## start Input

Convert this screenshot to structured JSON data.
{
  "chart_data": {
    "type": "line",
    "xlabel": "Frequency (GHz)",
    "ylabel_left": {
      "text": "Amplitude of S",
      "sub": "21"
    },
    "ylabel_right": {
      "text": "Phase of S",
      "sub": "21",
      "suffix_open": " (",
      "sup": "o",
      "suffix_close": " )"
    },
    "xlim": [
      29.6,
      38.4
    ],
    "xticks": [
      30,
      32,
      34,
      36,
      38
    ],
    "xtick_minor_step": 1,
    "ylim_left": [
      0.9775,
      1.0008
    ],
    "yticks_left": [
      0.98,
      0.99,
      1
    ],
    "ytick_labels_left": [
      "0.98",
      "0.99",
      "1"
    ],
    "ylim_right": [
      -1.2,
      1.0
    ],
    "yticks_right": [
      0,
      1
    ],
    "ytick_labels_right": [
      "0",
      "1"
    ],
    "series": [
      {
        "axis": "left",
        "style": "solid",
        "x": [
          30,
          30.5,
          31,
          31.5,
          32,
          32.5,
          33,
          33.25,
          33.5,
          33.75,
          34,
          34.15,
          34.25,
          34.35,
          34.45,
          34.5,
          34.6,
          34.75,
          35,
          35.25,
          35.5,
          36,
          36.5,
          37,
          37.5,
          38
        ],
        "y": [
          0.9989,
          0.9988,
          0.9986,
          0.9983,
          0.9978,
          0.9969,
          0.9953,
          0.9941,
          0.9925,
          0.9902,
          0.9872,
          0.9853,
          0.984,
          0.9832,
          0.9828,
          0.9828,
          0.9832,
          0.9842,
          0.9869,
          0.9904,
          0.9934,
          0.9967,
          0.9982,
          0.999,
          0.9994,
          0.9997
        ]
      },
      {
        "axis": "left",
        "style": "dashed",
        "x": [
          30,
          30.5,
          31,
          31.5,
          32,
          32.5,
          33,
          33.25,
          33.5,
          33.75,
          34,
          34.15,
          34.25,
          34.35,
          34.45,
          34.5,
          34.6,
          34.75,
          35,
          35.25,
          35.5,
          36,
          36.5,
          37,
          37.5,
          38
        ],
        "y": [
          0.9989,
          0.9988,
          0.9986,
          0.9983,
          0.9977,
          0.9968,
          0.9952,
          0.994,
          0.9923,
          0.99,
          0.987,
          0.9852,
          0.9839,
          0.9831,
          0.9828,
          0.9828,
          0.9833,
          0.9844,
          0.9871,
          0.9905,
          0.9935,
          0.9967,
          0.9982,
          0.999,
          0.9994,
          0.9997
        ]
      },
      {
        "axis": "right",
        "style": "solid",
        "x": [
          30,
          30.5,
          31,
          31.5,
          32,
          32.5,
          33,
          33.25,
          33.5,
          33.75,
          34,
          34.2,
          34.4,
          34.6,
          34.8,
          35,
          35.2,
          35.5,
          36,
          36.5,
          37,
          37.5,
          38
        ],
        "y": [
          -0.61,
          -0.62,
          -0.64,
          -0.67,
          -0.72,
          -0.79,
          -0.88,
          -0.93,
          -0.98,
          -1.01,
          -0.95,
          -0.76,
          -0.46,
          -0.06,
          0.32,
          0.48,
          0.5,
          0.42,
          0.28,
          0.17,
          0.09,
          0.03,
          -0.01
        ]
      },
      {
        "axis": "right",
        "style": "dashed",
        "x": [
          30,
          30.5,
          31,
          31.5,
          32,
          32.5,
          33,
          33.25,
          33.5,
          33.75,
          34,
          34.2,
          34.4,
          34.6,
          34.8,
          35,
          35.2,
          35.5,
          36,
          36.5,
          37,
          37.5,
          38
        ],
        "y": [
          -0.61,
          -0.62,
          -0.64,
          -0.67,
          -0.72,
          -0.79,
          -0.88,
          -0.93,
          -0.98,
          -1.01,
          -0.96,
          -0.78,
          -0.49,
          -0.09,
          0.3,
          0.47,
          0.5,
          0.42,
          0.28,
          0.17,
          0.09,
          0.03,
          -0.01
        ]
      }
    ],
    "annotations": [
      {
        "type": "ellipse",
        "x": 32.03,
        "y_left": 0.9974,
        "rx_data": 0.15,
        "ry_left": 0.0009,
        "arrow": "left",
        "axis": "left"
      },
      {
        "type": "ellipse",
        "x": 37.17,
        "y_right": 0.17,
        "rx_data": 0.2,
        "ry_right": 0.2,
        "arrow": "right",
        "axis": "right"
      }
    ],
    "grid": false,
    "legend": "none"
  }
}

## end Input

- _Instructions for the task_
From the listing above, extract every line exactly as it stands.

- _Answer to the task_
Convert this screenshot to structured JSON data.
{
  "chart_data": {
    "type": "line",
    "xlabel": "Frequency (GHz)",
    "ylabel_left": {
      "text": "Amplitude of S",
      "sub": "21"
    },
    "ylabel_right": {
      "text": "Phase of S",
      "sub": "21",
      "suffix_open": " (",
      "sup": "o",
      "suffix_close": " )"
    },
    "xlim": [
      29.6,
      38.4
    ],
    "xticks": [
      30,
      32,
      34,
      36,
      38
    ],
    "xtick_minor_step": 1,
    "ylim_left": [
      0.9775,
      1.0008
    ],
    "yticks_left": [
      0.98,
      0.99,
      1
    ],
    "ytick_labels_left": [
      "0.98",
      "0.99",
      "1"
    ],
    "ylim_right": [
      -1.2,
      1.0
    ],
    "yticks_right": [
      0,
      1
    ],
    "ytick_labels_right": [
      "0",
      "1"
    ],
    "series": [
      {
        "axis": "left",
        "style": "solid",
        "x": [
          30,
          30.5,
          31,
          31.5,
          32,
          32.5,
          33,
          33.25,
          33.5,
          33.75,
          34,
          34.15,
          34.25,
          34.35,
          34.45,
          34.5,
          34.6,
          34.75,
          35,
          35.25,
          35.5,
          36,
          36.5,
          37,
          37.5,
          38
        ],
        "y": [
          0.9989,
          0.9988,
          0.9986,
          0.9983,
          0.9978,
          0.9969,
          0.9953,
          0.9941,
          0.9925,
          0.9902,
          0.9872,
          0.9853,
          0.984,
          0.9832,
          0.9828,
          0.9828,
          0.9832,
          0.9842,
          0.9869,
          0.9904,
          0.9934,
          0.9967,
          0.9982,
          0.999,
          0.9994,
          0.9997
        ]
      },
      {
        "axis": "left",
        "style": "dashed",
        "x": [
          30,
          30.5,
          31,
          31.5,
          32,
          32.5,
          33,
          33.25,
          33.5,
          33.75,
          34,
          34.15,
          34.25,
          34.35,
          34.45,
          34.5,
          34.6,
          34.75,
          35,
          35.25,
          35.5,
          36,
          36.5,
          37,
          37.5,
          38
        ],
        "y": [
          0.9989,
          0.9988,
          0.9986,
          0.9983,
          0.9977,
          0.9968,
          0.9952,
          0.994,
          0.9923,
          0.99,
          0.987,
          0.9852,
          0.9839,
          0.9831,
          0.9828,
          0.9828,
          0.9833,
          0.9844,
          0.9871,
          0.9905,
          0.9935,
          0.9967,
          0.9982,
          0.999,
          0.9994,
          0.9997
        ]
      },
      {
        "axis": "right",
        "style": "solid",
        "x": [
          30,
          30.5,
          31,
          31.5,
          32,
          32.5,
          33,
          33.25,
          33.5,
          33.75,
          34,
          34.2,
          34.4,
          34.6,
          34.8,
          35,
          35.2,
          35.5,
          36,
          36.5,
          37,
          37.5,
          38
        ],
        "y": [
          -0.61,
          -0.62,
          -0.64,
          -0.67,
          -0.72,
          -0.79,
          -0.88,
          -0.93,
          -0.98,
          -1.01,
          -0.95,
          -0.76,
          -0.46,
          -0.06,
          0.32,
          0.48,
          0.5,
          0.42,
          0.28,
          0.17,
          0.09,
          0.03,
          -0.01
        ]
      },
      {
        "axis": "right",
        "style": "dashed",
        "x": [
          30,
          30.5,
          31,
          31.5,
          32,
          32.5,
          33,
          33.25,
          33.5,
          33.75,
          34,
          34.2,
          34.4,
          34.6,
          34.8,
          35,
          35.2,
          35.5,
          36,
          36.5,
          37,
          37.5,
          38
        ],
        "y": [
          -0.61,
          -0.62,
          -0.64,
          -0.67,
          -0.72,
          -0.79,
          -0.88,
          -0.93,
          -0.98,
          -1.01,
          -0.96,
          -0.78,
          -0.49,
          -0.09,
          0.3,
          0.47,
          0.5,
          0.42,
          0.28,
          0.17,
          0.09,
          0.03,
          -0.01
        ]
      }
    ],
    "annotations": [
      {
        "type": "ellipse",
        "x": 32.03,
        "y_left": 0.9974,
        "rx_data": 0.15,
        "ry_left": 0.0009,
        "arrow": "left",
        "axis": "left"
      },
      {
        "type": "ellipse",
        "x": 37.17,
        "y_right": 0.17,
        "rx_data": 0.2,
        "ry_right": 0.2,
        "arrow": "right",
        "axis": "right"
      }
    ],
    "grid": false,
    "legend": "none"
  }
}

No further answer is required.